A block of data:
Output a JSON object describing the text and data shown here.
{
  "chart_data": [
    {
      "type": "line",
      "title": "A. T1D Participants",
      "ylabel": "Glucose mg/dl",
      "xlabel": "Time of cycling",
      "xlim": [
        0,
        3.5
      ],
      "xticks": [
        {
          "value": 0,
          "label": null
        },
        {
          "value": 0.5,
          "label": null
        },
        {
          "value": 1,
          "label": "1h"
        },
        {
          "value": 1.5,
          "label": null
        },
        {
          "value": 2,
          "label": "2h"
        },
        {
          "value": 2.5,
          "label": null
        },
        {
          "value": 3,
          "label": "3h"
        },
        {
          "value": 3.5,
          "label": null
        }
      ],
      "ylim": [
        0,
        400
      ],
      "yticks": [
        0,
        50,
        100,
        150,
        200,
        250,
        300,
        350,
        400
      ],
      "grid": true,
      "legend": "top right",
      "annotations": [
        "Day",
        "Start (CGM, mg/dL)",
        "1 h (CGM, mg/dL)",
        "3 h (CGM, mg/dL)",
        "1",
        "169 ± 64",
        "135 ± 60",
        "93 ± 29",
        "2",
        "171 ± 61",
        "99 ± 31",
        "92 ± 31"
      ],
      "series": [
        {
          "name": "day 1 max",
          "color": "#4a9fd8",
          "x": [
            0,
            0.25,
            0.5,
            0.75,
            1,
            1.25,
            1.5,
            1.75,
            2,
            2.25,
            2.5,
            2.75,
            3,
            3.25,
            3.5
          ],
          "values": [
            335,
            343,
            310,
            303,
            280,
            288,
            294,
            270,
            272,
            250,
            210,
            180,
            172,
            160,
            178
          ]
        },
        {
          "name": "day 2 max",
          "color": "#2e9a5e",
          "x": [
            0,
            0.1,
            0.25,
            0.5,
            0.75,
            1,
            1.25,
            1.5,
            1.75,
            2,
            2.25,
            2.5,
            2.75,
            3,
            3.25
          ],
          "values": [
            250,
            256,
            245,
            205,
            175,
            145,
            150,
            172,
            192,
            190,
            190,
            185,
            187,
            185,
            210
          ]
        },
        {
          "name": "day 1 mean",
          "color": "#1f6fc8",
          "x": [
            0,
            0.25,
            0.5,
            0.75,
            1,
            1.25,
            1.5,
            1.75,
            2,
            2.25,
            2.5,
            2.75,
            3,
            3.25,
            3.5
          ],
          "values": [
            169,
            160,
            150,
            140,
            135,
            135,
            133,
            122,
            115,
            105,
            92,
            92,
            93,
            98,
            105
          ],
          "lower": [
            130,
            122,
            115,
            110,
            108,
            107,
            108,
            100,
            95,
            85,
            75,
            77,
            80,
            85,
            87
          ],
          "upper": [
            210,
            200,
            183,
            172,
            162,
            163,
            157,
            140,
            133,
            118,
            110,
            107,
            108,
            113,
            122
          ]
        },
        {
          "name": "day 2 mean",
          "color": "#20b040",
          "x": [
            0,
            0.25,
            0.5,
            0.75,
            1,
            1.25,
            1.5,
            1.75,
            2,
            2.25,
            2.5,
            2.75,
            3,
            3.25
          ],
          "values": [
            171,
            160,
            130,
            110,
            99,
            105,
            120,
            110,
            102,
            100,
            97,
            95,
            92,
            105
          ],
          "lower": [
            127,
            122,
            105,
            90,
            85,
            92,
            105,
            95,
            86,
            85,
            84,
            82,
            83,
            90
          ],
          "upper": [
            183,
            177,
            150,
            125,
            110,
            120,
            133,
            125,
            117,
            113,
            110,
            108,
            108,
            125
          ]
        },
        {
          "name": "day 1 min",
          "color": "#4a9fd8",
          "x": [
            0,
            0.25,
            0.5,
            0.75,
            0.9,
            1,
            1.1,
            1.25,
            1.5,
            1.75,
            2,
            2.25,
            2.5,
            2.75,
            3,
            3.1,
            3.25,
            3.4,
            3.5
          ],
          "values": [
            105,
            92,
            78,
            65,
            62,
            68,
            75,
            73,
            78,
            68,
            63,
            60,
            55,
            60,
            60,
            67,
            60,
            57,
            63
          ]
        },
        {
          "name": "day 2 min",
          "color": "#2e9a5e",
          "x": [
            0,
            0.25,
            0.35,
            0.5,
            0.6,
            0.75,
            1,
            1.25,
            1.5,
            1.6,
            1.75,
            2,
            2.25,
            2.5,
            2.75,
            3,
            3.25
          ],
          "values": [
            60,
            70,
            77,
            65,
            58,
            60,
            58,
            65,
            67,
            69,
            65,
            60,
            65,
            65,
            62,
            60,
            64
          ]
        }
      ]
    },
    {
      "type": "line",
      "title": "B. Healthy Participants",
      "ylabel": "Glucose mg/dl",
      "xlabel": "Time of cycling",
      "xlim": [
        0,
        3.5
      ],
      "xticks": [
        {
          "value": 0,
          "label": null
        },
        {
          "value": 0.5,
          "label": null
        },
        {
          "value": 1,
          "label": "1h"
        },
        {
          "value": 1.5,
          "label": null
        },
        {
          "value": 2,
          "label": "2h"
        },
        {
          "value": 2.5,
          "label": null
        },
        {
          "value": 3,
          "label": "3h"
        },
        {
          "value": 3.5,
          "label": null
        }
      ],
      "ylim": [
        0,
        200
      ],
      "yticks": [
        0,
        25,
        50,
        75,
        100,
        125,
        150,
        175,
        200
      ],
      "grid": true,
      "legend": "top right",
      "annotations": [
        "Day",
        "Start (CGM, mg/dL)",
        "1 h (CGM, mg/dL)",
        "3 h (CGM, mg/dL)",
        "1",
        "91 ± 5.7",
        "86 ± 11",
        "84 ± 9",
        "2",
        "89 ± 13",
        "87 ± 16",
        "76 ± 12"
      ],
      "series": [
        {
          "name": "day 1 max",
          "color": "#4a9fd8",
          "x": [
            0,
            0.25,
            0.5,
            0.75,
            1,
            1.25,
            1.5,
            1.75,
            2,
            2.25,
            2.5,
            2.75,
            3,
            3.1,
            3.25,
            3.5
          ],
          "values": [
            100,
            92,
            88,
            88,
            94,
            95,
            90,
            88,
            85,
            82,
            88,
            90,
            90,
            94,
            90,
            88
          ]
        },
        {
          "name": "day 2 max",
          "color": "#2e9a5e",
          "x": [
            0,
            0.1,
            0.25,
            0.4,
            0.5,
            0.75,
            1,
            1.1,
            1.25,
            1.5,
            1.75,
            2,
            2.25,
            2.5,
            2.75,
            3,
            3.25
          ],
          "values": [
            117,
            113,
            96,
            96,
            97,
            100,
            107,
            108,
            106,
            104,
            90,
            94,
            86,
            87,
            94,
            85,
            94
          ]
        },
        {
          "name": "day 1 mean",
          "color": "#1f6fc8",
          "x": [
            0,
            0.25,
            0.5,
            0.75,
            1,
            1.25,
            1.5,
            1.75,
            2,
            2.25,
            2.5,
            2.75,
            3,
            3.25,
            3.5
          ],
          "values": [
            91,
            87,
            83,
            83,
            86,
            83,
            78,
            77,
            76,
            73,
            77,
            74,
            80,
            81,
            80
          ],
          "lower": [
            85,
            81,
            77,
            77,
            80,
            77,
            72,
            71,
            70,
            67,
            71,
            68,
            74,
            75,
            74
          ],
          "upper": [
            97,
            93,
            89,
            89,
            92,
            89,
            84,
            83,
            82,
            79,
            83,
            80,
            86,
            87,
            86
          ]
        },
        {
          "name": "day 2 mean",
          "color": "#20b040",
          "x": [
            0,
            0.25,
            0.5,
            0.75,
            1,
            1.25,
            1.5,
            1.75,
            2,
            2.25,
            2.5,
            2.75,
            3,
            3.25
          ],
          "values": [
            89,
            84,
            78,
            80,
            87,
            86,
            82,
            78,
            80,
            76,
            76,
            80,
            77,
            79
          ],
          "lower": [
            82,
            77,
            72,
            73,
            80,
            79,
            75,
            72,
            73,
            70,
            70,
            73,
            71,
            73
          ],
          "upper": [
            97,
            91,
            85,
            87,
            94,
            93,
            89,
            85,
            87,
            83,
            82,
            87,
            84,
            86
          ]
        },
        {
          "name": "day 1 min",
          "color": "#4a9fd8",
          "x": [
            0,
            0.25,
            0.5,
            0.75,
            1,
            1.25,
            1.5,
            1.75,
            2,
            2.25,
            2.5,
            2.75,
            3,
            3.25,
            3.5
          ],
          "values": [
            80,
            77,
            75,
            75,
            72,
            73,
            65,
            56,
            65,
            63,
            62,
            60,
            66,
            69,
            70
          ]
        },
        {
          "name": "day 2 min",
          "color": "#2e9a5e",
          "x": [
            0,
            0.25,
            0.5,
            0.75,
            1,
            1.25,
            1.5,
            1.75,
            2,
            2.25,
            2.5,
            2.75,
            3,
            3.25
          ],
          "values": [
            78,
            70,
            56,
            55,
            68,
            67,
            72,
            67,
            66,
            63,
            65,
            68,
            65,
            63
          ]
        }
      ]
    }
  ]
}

Short exercise: Go through the records and pull out each line that includes the word "Participants".

Final result:
      "title": "A. T1D Participants",
      "title": "B. Healthy Participants",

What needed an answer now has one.